▶ Work required
Copy the lines below word for word, starting at the line containing "Decompose this screenshot" and ending at the line containing "data-point-black xyxy=(1089,609,1097,617)".

______________________________

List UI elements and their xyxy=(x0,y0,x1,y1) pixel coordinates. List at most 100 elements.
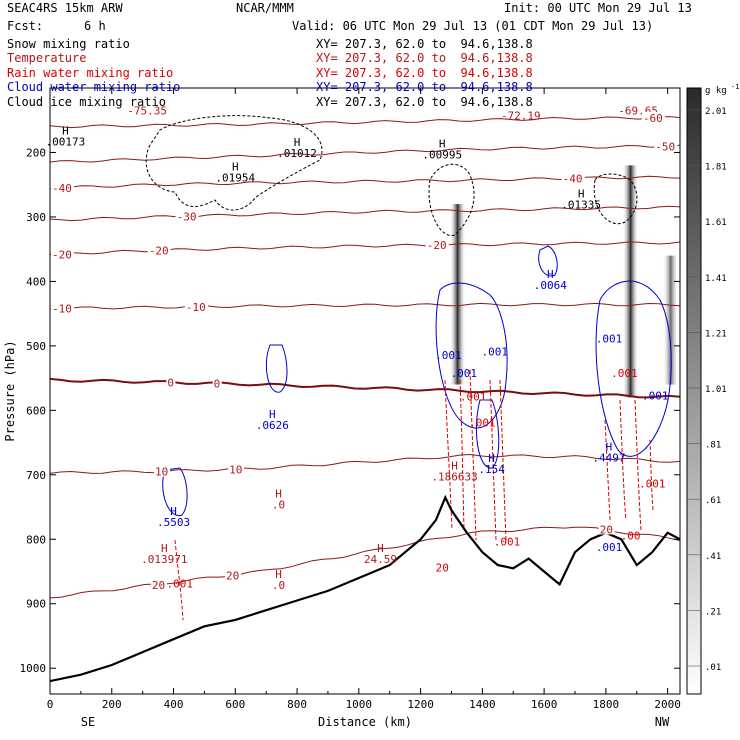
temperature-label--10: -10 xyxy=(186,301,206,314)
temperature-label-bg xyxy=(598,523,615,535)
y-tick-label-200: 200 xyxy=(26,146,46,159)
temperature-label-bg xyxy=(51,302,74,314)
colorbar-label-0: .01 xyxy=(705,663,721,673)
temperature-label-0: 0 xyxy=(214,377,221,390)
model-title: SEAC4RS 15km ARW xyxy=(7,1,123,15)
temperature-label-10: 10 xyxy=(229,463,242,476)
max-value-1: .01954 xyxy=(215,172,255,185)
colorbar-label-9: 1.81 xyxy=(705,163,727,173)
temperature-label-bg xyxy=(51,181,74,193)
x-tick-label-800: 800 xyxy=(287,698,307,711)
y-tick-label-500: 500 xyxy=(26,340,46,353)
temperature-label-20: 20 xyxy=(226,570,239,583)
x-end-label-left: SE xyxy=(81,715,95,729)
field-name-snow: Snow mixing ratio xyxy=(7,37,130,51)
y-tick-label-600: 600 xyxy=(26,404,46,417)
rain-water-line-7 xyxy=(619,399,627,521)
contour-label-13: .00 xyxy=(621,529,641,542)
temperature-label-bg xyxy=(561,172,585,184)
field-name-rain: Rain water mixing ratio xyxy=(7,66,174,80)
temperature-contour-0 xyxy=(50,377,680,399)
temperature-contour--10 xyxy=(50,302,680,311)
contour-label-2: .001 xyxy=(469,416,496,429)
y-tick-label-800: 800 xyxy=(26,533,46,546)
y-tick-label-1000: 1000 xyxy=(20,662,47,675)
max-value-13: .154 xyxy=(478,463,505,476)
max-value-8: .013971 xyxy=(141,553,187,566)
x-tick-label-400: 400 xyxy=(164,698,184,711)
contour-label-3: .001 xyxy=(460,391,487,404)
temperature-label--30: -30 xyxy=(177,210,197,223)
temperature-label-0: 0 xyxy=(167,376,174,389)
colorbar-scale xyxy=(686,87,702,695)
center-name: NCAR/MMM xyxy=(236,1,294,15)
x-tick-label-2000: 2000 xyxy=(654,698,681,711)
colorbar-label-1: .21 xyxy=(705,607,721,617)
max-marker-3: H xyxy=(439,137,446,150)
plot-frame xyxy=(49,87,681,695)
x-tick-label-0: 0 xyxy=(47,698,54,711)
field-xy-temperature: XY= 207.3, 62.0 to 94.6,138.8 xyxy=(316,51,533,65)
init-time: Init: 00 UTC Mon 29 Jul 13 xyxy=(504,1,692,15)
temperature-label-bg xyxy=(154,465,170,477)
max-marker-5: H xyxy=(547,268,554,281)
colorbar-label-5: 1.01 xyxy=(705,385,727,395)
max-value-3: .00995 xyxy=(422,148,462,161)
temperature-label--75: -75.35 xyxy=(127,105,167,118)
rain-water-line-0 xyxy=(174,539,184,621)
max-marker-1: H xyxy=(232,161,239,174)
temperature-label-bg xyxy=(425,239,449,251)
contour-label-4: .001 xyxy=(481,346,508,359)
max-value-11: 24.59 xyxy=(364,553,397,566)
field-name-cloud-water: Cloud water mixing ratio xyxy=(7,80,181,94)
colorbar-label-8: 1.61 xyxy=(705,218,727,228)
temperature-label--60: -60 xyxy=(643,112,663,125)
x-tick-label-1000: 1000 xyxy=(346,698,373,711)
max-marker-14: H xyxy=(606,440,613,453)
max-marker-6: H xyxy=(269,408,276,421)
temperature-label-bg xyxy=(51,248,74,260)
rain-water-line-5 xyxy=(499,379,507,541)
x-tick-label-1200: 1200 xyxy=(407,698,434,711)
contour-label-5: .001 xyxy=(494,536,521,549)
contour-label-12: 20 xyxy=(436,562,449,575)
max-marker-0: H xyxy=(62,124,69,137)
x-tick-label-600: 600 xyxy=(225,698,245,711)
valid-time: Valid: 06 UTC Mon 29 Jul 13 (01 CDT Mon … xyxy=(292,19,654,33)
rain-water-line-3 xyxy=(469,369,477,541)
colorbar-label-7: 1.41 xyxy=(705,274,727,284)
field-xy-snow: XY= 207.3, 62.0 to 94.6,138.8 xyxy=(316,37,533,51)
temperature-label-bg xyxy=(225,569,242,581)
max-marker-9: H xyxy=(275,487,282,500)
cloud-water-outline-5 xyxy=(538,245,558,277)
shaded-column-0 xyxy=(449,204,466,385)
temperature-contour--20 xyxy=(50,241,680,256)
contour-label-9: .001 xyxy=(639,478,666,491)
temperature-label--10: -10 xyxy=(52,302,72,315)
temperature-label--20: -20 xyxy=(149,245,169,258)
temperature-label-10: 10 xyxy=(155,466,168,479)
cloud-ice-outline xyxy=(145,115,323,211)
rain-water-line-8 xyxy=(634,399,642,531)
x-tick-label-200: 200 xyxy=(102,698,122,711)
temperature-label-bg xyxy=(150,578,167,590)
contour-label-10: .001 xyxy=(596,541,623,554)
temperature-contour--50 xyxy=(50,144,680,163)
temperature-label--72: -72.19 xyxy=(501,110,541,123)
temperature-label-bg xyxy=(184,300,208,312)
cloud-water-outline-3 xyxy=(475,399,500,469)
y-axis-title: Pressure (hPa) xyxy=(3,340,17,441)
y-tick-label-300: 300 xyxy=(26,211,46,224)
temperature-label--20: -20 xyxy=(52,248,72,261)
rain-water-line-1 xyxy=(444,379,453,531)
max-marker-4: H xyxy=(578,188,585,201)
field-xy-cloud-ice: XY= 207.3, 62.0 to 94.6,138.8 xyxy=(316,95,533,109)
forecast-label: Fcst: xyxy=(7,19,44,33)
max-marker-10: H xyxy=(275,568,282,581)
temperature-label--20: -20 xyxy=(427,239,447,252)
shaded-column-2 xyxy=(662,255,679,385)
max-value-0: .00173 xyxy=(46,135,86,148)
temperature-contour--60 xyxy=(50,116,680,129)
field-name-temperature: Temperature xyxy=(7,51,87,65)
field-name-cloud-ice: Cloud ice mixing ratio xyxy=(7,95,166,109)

______________________________

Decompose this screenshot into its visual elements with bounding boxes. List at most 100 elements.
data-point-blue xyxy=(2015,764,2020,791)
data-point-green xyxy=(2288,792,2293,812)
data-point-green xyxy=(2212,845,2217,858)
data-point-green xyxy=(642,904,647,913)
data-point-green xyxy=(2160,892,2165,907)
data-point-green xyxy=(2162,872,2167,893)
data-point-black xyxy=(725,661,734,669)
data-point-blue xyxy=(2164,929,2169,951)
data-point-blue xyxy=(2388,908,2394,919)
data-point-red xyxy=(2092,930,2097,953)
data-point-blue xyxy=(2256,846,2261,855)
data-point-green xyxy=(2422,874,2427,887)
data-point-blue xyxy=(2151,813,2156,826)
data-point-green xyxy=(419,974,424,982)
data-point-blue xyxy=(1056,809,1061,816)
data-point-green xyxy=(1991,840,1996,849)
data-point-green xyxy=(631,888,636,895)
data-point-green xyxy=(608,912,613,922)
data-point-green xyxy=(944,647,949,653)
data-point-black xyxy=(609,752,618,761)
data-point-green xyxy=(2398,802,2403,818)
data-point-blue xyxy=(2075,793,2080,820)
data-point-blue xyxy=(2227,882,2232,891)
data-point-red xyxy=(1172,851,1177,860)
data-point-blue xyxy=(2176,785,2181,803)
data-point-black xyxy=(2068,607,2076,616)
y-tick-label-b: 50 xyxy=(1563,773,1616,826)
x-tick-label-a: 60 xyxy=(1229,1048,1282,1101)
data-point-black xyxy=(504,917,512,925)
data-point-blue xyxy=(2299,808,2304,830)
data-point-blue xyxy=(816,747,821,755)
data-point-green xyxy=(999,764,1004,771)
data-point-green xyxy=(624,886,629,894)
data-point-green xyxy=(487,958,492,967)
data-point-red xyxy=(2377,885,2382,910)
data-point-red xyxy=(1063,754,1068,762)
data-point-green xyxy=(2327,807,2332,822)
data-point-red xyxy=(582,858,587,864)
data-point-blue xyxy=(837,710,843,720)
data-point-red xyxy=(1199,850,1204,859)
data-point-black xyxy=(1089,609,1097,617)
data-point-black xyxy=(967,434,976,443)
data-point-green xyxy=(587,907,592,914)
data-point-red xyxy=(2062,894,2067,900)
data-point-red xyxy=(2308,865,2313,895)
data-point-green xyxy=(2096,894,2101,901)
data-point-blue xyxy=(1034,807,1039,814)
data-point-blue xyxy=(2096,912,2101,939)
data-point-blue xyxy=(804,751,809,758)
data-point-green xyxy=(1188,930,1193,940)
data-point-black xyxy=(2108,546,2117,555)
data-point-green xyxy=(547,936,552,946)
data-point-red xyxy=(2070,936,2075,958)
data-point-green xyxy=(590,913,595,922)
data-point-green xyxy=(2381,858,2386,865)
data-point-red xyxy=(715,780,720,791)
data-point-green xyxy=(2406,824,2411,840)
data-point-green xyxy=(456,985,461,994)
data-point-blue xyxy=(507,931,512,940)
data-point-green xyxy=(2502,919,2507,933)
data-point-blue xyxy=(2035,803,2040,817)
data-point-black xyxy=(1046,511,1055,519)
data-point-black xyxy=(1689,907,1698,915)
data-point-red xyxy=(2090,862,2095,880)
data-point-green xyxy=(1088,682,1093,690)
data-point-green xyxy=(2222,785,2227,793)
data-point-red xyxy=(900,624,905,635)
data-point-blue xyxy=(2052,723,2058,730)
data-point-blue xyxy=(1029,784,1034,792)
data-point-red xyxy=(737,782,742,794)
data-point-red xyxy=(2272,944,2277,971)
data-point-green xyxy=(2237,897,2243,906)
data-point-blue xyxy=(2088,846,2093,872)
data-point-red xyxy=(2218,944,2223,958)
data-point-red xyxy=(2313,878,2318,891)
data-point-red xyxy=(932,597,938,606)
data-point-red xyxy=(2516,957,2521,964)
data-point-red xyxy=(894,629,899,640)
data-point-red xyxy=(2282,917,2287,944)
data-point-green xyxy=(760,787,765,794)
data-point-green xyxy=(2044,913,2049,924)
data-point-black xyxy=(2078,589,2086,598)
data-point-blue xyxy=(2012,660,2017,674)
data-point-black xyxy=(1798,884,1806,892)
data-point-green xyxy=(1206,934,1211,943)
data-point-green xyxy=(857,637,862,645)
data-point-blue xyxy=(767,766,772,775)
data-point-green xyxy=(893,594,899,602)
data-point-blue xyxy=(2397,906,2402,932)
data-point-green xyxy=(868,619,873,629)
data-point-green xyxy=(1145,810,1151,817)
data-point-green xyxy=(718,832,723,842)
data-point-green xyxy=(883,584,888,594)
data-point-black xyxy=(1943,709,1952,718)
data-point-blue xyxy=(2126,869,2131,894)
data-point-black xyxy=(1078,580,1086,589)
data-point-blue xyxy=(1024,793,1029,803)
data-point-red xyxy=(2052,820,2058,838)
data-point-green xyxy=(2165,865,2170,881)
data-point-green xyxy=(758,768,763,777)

______________________________

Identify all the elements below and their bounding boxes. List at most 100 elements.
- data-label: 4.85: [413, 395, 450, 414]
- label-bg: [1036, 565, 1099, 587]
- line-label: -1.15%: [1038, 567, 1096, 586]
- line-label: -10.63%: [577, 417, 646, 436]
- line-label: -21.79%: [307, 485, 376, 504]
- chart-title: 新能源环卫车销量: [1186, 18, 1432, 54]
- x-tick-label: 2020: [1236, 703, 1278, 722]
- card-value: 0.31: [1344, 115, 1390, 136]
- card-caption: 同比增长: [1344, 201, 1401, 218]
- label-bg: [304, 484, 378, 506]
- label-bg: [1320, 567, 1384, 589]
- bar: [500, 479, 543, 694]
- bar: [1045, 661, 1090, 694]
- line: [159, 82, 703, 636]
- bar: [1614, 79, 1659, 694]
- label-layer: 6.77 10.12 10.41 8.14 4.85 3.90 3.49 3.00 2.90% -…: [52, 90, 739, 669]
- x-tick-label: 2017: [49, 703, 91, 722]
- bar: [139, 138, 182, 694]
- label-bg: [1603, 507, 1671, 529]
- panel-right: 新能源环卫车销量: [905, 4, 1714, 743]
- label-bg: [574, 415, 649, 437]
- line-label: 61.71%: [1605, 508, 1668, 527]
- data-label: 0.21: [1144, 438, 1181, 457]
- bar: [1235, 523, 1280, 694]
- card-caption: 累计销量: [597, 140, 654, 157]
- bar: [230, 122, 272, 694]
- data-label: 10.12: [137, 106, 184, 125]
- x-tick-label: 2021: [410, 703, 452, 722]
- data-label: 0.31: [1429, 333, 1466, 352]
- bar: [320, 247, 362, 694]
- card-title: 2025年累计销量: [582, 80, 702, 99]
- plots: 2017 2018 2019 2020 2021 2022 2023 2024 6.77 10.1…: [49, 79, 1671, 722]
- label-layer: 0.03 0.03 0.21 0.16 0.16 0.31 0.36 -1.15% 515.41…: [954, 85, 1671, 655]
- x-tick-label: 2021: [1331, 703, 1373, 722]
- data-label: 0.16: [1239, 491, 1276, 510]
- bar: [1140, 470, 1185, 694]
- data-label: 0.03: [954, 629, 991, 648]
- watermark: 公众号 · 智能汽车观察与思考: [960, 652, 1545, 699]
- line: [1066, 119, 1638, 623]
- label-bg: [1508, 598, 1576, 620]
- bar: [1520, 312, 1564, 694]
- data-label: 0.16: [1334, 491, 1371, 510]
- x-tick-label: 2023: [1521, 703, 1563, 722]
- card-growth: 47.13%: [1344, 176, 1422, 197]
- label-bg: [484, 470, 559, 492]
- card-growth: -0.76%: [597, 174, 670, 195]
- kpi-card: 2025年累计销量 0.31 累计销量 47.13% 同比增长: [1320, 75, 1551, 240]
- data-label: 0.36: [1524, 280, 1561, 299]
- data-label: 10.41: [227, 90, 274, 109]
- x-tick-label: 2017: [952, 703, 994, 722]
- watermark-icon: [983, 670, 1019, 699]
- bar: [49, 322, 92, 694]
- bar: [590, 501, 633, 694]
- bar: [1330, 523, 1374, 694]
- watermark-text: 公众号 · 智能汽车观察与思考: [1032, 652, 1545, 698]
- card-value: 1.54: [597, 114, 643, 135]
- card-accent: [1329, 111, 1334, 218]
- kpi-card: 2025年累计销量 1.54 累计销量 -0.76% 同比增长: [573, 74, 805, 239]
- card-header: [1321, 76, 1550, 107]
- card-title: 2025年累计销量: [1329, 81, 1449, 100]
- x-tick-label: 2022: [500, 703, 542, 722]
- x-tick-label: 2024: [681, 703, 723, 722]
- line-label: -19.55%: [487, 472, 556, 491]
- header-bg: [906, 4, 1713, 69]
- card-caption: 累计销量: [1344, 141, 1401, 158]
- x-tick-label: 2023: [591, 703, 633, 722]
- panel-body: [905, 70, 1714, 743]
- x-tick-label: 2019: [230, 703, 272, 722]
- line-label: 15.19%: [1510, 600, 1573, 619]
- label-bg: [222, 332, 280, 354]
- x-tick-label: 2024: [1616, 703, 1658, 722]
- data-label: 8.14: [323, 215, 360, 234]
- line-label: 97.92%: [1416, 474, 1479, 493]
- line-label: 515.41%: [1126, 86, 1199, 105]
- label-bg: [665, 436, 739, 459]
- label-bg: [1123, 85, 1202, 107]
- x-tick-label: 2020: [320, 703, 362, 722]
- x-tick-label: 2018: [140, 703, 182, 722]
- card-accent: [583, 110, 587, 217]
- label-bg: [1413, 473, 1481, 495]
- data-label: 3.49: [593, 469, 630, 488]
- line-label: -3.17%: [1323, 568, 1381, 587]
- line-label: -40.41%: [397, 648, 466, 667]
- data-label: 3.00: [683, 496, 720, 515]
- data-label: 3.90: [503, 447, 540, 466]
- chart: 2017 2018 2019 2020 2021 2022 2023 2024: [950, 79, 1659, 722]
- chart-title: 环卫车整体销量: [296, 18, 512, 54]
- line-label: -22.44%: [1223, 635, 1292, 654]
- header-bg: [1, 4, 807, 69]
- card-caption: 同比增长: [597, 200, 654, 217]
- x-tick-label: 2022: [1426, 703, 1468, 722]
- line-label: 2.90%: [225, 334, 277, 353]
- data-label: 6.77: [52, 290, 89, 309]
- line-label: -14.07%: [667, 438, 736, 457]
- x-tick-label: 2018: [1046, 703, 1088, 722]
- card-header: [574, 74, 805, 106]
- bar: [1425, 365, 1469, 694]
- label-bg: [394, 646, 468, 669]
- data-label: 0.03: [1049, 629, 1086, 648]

______________________________

▶ Output of the task
Decompose this screenshot into its visual elements with bounding boxes. List at most 100 elements.
data-point-blue xyxy=(2015,764,2020,791)
data-point-green xyxy=(2288,792,2293,812)
data-point-green xyxy=(2212,845,2217,858)
data-point-green xyxy=(642,904,647,913)
data-point-green xyxy=(2160,892,2165,907)
data-point-green xyxy=(2162,872,2167,893)
data-point-black xyxy=(725,661,734,669)
data-point-blue xyxy=(2164,929,2169,951)
data-point-blue xyxy=(2388,908,2394,919)
data-point-red xyxy=(2092,930,2097,953)
data-point-blue xyxy=(2256,846,2261,855)
data-point-green xyxy=(2422,874,2427,887)
data-point-blue xyxy=(2151,813,2156,826)
data-point-green xyxy=(419,974,424,982)
data-point-blue xyxy=(1056,809,1061,816)
data-point-green xyxy=(1991,840,1996,849)
data-point-green xyxy=(631,888,636,895)
data-point-green xyxy=(608,912,613,922)
data-point-green xyxy=(944,647,949,653)
data-point-black xyxy=(609,752,618,761)
data-point-green xyxy=(2398,802,2403,818)
data-point-blue xyxy=(2075,793,2080,820)
data-point-blue xyxy=(2227,882,2232,891)
data-point-red xyxy=(1172,851,1177,860)
data-point-blue xyxy=(2176,785,2181,803)
data-point-black xyxy=(2068,607,2076,616)
y-tick-label-b: 50 xyxy=(1563,773,1616,826)
x-tick-label-a: 60 xyxy=(1229,1048,1282,1101)
data-point-black xyxy=(504,917,512,925)
data-point-blue xyxy=(2299,808,2304,830)
data-point-blue xyxy=(816,747,821,755)
data-point-green xyxy=(999,764,1004,771)
data-point-green xyxy=(624,886,629,894)
data-point-green xyxy=(487,958,492,967)
data-point-red xyxy=(2377,885,2382,910)
data-point-red xyxy=(1063,754,1068,762)
data-point-green xyxy=(2327,807,2332,822)
data-point-red xyxy=(582,858,587,864)
data-point-blue xyxy=(837,710,843,720)
data-point-red xyxy=(1199,850,1204,859)
data-point-black xyxy=(1089,609,1097,617)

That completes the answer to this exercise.